• Set problem:
Lines containing the word "setText" should be extracted in full.
___ Extracted records ___
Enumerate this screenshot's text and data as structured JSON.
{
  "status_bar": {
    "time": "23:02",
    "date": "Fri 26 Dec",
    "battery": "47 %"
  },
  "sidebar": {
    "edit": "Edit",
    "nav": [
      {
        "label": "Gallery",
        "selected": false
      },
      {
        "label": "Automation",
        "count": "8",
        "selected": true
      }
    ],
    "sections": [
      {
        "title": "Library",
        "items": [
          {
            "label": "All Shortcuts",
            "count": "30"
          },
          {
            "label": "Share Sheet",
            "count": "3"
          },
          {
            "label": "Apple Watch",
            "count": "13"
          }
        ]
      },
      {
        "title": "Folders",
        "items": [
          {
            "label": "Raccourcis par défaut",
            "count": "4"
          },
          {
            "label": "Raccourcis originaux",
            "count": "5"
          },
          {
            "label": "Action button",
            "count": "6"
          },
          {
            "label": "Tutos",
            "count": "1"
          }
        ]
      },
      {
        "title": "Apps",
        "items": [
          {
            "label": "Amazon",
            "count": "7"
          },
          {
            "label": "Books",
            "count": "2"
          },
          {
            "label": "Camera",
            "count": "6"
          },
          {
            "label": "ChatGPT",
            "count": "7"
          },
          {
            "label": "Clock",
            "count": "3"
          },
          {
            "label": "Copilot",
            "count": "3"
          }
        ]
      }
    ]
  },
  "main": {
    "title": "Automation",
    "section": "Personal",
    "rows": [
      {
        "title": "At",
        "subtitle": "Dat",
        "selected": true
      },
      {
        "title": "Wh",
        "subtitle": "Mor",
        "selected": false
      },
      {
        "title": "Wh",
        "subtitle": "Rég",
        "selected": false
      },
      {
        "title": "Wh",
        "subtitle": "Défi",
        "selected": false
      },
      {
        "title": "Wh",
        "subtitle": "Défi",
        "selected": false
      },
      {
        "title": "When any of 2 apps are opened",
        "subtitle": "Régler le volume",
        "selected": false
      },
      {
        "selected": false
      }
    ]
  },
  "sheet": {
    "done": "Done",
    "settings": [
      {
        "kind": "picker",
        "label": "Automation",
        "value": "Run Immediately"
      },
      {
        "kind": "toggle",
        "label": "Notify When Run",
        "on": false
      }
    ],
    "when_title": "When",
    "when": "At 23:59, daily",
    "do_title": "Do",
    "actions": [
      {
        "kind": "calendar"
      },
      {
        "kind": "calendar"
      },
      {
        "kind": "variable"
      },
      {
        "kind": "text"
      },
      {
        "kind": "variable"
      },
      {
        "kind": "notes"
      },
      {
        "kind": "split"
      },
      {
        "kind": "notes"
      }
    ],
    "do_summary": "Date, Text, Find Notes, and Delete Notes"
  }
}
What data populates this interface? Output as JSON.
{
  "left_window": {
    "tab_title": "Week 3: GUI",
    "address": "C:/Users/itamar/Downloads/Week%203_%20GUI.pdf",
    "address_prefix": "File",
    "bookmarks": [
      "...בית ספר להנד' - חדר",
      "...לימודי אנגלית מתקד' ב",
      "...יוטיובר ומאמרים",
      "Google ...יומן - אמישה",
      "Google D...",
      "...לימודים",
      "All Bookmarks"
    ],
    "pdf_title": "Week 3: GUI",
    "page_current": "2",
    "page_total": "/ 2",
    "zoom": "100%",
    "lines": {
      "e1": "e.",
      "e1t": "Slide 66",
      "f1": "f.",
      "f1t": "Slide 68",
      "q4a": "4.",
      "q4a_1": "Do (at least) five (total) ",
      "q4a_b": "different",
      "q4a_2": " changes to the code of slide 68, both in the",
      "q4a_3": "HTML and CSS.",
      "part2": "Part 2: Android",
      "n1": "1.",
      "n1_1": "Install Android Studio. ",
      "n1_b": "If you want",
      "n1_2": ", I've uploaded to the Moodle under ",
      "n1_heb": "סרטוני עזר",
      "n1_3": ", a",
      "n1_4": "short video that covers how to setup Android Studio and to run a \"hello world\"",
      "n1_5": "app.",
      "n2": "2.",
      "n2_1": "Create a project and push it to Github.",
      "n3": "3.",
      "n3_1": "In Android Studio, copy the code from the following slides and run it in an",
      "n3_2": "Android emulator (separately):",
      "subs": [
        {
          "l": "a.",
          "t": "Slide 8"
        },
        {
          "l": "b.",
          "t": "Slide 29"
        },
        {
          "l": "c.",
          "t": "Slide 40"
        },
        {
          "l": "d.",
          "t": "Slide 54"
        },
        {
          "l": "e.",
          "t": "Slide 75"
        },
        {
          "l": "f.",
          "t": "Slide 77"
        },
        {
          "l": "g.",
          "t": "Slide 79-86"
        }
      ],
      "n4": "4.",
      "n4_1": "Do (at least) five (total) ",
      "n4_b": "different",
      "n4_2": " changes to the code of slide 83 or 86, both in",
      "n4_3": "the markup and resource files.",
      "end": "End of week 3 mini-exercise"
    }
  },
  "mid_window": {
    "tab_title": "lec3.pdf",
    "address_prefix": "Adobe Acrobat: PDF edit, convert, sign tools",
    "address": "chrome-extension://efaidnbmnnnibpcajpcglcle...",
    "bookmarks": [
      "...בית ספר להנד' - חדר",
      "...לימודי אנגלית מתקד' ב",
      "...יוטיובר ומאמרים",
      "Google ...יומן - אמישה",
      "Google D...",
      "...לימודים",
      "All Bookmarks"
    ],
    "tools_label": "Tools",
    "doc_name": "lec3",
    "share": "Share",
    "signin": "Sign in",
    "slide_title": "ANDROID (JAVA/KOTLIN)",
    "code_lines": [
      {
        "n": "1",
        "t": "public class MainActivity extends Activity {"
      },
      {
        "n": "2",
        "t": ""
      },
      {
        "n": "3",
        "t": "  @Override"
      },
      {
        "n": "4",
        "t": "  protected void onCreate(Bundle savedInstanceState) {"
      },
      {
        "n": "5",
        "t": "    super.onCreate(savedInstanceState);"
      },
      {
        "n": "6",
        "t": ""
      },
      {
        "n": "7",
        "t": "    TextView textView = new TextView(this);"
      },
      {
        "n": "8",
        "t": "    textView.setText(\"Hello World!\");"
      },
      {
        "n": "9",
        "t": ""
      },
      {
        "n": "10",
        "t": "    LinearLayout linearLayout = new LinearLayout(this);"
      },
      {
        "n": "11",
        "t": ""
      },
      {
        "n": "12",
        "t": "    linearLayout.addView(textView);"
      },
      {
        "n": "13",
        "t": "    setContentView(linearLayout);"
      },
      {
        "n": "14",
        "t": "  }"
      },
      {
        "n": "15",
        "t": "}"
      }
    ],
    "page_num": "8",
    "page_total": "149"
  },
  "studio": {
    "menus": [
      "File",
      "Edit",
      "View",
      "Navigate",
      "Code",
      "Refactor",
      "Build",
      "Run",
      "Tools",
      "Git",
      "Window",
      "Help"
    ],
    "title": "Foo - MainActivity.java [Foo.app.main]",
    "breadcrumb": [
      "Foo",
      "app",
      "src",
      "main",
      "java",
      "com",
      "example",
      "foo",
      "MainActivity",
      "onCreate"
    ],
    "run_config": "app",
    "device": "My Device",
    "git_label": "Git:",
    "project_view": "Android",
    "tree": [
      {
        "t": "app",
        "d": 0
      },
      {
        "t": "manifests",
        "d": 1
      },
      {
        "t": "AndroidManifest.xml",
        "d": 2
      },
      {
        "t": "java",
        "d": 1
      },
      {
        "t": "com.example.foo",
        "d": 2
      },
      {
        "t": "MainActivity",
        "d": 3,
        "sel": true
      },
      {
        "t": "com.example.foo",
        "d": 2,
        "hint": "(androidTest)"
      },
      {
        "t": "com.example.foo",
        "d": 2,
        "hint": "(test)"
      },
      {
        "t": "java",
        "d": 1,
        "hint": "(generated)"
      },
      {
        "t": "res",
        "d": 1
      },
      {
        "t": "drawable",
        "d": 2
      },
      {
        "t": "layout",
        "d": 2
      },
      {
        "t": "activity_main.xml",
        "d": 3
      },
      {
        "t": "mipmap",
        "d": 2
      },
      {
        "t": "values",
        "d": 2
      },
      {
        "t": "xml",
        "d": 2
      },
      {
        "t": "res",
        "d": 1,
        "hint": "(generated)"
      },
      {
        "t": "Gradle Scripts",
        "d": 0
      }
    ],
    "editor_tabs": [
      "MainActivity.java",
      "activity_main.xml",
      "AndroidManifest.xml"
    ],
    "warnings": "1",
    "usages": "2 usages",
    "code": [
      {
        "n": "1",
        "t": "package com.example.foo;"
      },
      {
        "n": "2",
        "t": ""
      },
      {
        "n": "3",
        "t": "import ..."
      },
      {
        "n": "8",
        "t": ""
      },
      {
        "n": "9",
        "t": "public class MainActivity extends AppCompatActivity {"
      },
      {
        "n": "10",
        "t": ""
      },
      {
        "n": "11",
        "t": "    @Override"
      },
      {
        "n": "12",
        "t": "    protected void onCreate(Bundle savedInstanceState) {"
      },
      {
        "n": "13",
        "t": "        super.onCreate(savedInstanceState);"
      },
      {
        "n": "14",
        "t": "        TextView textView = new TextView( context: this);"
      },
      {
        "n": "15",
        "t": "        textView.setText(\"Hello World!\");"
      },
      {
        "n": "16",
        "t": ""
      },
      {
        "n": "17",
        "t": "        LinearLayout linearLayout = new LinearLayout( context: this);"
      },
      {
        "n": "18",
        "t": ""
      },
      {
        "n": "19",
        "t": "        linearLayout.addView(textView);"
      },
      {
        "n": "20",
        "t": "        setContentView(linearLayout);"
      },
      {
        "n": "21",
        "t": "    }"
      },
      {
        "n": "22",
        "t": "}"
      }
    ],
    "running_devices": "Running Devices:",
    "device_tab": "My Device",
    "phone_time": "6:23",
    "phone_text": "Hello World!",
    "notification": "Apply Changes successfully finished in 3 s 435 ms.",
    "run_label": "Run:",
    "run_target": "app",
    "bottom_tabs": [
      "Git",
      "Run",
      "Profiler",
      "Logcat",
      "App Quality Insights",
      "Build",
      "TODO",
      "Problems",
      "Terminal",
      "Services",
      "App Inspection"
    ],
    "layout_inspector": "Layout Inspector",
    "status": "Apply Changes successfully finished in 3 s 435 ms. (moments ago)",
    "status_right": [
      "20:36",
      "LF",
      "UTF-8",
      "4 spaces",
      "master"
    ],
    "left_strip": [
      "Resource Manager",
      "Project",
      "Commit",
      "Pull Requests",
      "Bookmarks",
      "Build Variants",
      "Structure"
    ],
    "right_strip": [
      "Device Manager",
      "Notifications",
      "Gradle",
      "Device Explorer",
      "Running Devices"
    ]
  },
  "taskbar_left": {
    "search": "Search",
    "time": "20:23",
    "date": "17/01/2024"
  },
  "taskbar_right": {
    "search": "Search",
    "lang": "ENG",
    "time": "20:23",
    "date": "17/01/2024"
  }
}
___
• Problem solution:
        "t": "    textView.setText(\"Hello World!\");"
        "t": "        textView.setText(\"Hello World!\");"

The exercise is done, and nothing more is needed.